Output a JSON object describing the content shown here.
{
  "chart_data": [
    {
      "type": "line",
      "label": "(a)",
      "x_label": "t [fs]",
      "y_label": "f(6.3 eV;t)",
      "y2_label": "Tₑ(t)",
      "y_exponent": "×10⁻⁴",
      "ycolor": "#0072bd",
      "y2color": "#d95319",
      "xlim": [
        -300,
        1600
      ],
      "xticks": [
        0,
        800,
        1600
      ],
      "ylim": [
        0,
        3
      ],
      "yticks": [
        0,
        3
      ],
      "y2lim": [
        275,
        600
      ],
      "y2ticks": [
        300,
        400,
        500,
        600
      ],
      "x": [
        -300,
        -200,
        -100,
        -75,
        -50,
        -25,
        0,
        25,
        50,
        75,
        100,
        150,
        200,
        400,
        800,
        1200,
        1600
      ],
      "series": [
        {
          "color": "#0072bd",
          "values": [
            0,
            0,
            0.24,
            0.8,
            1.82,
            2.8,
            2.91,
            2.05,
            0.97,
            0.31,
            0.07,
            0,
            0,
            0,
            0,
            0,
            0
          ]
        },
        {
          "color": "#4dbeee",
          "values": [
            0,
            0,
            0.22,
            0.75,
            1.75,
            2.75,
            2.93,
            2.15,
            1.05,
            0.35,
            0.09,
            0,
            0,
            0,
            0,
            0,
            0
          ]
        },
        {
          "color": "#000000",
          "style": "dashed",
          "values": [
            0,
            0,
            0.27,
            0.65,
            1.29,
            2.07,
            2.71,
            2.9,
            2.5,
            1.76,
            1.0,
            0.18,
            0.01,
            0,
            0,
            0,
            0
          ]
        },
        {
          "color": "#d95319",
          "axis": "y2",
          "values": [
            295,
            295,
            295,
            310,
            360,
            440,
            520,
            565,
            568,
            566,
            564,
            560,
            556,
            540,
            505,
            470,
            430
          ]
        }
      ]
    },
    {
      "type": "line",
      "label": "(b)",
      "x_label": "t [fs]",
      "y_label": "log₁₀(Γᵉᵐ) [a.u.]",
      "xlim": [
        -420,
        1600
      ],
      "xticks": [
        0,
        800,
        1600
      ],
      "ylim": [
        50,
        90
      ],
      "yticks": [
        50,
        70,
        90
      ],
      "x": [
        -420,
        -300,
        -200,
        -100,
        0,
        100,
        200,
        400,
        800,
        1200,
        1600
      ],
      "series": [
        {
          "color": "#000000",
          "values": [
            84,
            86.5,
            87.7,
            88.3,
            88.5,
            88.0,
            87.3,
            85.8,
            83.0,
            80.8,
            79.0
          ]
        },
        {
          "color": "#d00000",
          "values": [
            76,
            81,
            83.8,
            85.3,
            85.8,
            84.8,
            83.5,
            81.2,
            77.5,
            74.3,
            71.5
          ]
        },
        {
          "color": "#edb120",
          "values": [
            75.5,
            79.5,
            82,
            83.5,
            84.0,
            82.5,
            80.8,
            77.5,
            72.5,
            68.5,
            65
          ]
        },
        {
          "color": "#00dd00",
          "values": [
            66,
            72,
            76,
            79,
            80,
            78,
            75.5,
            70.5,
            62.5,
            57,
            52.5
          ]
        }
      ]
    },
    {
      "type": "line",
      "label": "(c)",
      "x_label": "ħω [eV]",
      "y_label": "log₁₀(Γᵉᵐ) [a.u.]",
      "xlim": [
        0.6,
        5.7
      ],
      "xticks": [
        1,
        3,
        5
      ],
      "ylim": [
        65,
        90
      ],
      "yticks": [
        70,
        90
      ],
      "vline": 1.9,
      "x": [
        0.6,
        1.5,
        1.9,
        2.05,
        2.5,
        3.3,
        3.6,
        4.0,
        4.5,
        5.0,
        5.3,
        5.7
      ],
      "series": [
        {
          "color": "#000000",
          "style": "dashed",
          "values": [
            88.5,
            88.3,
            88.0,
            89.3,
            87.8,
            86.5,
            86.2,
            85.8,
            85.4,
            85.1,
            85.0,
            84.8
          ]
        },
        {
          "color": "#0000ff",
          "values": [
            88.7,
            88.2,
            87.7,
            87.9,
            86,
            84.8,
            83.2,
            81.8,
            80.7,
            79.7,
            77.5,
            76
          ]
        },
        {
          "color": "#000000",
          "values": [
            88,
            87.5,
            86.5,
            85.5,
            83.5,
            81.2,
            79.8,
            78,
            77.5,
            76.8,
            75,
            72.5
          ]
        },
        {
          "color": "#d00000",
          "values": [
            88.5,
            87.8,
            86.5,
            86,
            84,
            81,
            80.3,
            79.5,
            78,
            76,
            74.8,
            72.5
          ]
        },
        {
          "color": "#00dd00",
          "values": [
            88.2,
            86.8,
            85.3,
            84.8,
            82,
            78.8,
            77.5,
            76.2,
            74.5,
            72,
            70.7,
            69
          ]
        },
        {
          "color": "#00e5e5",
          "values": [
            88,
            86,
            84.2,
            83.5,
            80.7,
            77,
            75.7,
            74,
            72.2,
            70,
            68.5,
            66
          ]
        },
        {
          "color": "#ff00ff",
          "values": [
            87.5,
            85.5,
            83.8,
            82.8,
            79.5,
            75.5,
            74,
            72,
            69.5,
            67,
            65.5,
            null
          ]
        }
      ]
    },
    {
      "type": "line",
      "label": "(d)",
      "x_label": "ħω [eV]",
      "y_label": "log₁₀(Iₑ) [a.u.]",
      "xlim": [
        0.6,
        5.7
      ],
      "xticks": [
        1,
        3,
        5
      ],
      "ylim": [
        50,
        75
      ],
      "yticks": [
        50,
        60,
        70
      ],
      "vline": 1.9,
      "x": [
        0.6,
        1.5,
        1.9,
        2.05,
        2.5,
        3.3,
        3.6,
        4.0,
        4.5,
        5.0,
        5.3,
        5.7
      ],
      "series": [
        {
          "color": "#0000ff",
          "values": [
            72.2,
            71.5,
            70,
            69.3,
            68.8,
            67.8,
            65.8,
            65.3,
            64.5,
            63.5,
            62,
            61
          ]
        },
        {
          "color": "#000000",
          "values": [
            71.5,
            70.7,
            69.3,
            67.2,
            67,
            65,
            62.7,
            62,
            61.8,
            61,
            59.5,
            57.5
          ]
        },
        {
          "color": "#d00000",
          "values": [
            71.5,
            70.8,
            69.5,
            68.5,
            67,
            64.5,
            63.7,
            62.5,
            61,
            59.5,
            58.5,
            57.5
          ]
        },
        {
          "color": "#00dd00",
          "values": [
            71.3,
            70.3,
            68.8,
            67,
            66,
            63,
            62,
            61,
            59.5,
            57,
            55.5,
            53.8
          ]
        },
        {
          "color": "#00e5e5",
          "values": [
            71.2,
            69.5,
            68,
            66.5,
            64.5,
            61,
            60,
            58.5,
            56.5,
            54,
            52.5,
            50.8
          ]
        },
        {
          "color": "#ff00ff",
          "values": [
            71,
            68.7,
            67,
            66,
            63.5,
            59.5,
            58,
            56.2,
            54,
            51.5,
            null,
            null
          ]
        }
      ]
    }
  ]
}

• • • • • • •

**SHORT PROBLEM**
Extract the whole listing, character for character.

**RESULT OF THIS TASK**
Output a JSON object describing the content shown here.
{
  "chart_data": [
    {
      "type": "line",
      "label": "(a)",
      "x_label": "t [fs]",
      "y_label": "f(6.3 eV;t)",
      "y2_label": "Tₑ(t)",
      "y_exponent": "×10⁻⁴",
      "ycolor": "#0072bd",
      "y2color": "#d95319",
      "xlim": [
        -300,
        1600
      ],
      "xticks": [
        0,
        800,
        1600
      ],
      "ylim": [
        0,
        3
      ],
      "yticks": [
        0,
        3
      ],
      "y2lim": [
        275,
        600
      ],
      "y2ticks": [
        300,
        400,
        500,
        600
      ],
      "x": [
        -300,
        -200,
        -100,
        -75,
        -50,
        -25,
        0,
        25,
        50,
        75,
        100,
        150,
        200,
        400,
        800,
        1200,
        1600
      ],
      "series": [
        {
          "color": "#0072bd",
          "values": [
            0,
            0,
            0.24,
            0.8,
            1.82,
            2.8,
            2.91,
            2.05,
            0.97,
            0.31,
            0.07,
            0,
            0,
            0,
            0,
            0,
            0
          ]
        },
        {
          "color": "#4dbeee",
          "values": [
            0,
            0,
            0.22,
            0.75,
            1.75,
            2.75,
            2.93,
            2.15,
            1.05,
            0.35,
            0.09,
            0,
            0,
            0,
            0,
            0,
            0
          ]
        },
        {
          "color": "#000000",
          "style": "dashed",
          "values": [
            0,
            0,
            0.27,
            0.65,
            1.29,
            2.07,
            2.71,
            2.9,
            2.5,
            1.76,
            1.0,
            0.18,
            0.01,
            0,
            0,
            0,
            0
          ]
        },
        {
          "color": "#d95319",
          "axis": "y2",
          "values": [
            295,
            295,
            295,
            310,
            360,
            440,
            520,
            565,
            568,
            566,
            564,
            560,
            556,
            540,
            505,
            470,
            430
          ]
        }
      ]
    },
    {
      "type": "line",
      "label": "(b)",
      "x_label": "t [fs]",
      "y_label": "log₁₀(Γᵉᵐ) [a.u.]",
      "xlim": [
        -420,
        1600
      ],
      "xticks": [
        0,
        800,
        1600
      ],
      "ylim": [
        50,
        90
      ],
      "yticks": [
        50,
        70,
        90
      ],
      "x": [
        -420,
        -300,
        -200,
        -100,
        0,
        100,
        200,
        400,
        800,
        1200,
        1600
      ],
      "series": [
        {
          "color": "#000000",
          "values": [
            84,
            86.5,
            87.7,
            88.3,
            88.5,
            88.0,
            87.3,
            85.8,
            83.0,
            80.8,
            79.0
          ]
        },
        {
          "color": "#d00000",
          "values": [
            76,
            81,
            83.8,
            85.3,
            85.8,
            84.8,
            83.5,
            81.2,
            77.5,
            74.3,
            71.5
          ]
        },
        {
          "color": "#edb120",
          "values": [
            75.5,
            79.5,
            82,
            83.5,
            84.0,
            82.5,
            80.8,
            77.5,
            72.5,
            68.5,
            65
          ]
        },
        {
          "color": "#00dd00",
          "values": [
            66,
            72,
            76,
            79,
            80,
            78,
            75.5,
            70.5,
            62.5,
            57,
            52.5
          ]
        }
      ]
    },
    {
      "type": "line",
      "label": "(c)",
      "x_label": "ħω [eV]",
      "y_label": "log₁₀(Γᵉᵐ) [a.u.]",
      "xlim": [
        0.6,
        5.7
      ],
      "xticks": [
        1,
        3,
        5
      ],
      "ylim": [
        65,
        90
      ],
      "yticks": [
        70,
        90
      ],
      "vline": 1.9,
      "x": [
        0.6,
        1.5,
        1.9,
        2.05,
        2.5,
        3.3,
        3.6,
        4.0,
        4.5,
        5.0,
        5.3,
        5.7
      ],
      "series": [
        {
          "color": "#000000",
          "style": "dashed",
          "values": [
            88.5,
            88.3,
            88.0,
            89.3,
            87.8,
            86.5,
            86.2,
            85.8,
            85.4,
            85.1,
            85.0,
            84.8
          ]
        },
        {
          "color": "#0000ff",
          "values": [
            88.7,
            88.2,
            87.7,
            87.9,
            86,
            84.8,
            83.2,
            81.8,
            80.7,
            79.7,
            77.5,
            76
          ]
        },
        {
          "color": "#000000",
          "values": [
            88,
            87.5,
            86.5,
            85.5,
            83.5,
            81.2,
            79.8,
            78,
            77.5,
            76.8,
            75,
            72.5
          ]
        },
        {
          "color": "#d00000",
          "values": [
            88.5,
            87.8,
            86.5,
            86,
            84,
            81,
            80.3,
            79.5,
            78,
            76,
            74.8,
            72.5
          ]
        },
        {
          "color": "#00dd00",
          "values": [
            88.2,
            86.8,
            85.3,
            84.8,
            82,
            78.8,
            77.5,
            76.2,
            74.5,
            72,
            70.7,
            69
          ]
        },
        {
          "color": "#00e5e5",
          "values": [
            88,
            86,
            84.2,
            83.5,
            80.7,
            77,
            75.7,
            74,
            72.2,
            70,
            68.5,
            66
          ]
        },
        {
          "color": "#ff00ff",
          "values": [
            87.5,
            85.5,
            83.8,
            82.8,
            79.5,
            75.5,
            74,
            72,
            69.5,
            67,
            65.5,
            null
          ]
        }
      ]
    },
    {
      "type": "line",
      "label": "(d)",
      "x_label": "ħω [eV]",
      "y_label": "log₁₀(Iₑ) [a.u.]",
      "xlim": [
        0.6,
        5.7
      ],
      "xticks": [
        1,
        3,
        5
      ],
      "ylim": [
        50,
        75
      ],
      "yticks": [
        50,
        60,
        70
      ],
      "vline": 1.9,
      "x": [
        0.6,
        1.5,
        1.9,
        2.05,
        2.5,
        3.3,
        3.6,
        4.0,
        4.5,
        5.0,
        5.3,
        5.7
      ],
      "series": [
        {
          "color": "#0000ff",
          "values": [
            72.2,
            71.5,
            70,
            69.3,
            68.8,
            67.8,
            65.8,
            65.3,
            64.5,
            63.5,
            62,
            61
          ]
        },
        {
          "color": "#000000",
          "values": [
            71.5,
            70.7,
            69.3,
            67.2,
            67,
            65,
            62.7,
            62,
            61.8,
            61,
            59.5,
            57.5
          ]
        },
        {
          "color": "#d00000",
          "values": [
            71.5,
            70.8,
            69.5,
            68.5,
            67,
            64.5,
            63.7,
            62.5,
            61,
            59.5,
            58.5,
            57.5
          ]
        },
        {
          "color": "#00dd00",
          "values": [
            71.3,
            70.3,
            68.8,
            67,
            66,
            63,
            62,
            61,
            59.5,
            57,
            55.5,
            53.8
          ]
        },
        {
          "color": "#00e5e5",
          "values": [
            71.2,
            69.5,
            68,
            66.5,
            64.5,
            61,
            60,
            58.5,
            56.5,
            54,
            52.5,
            50.8
          ]
        },
        {
          "color": "#ff00ff",
          "values": [
            71,
            68.7,
            67,
            66,
            63.5,
            59.5,
            58,
            56.2,
            54,
            51.5,
            null,
            null
          ]
        }
      ]
    }
  ]
}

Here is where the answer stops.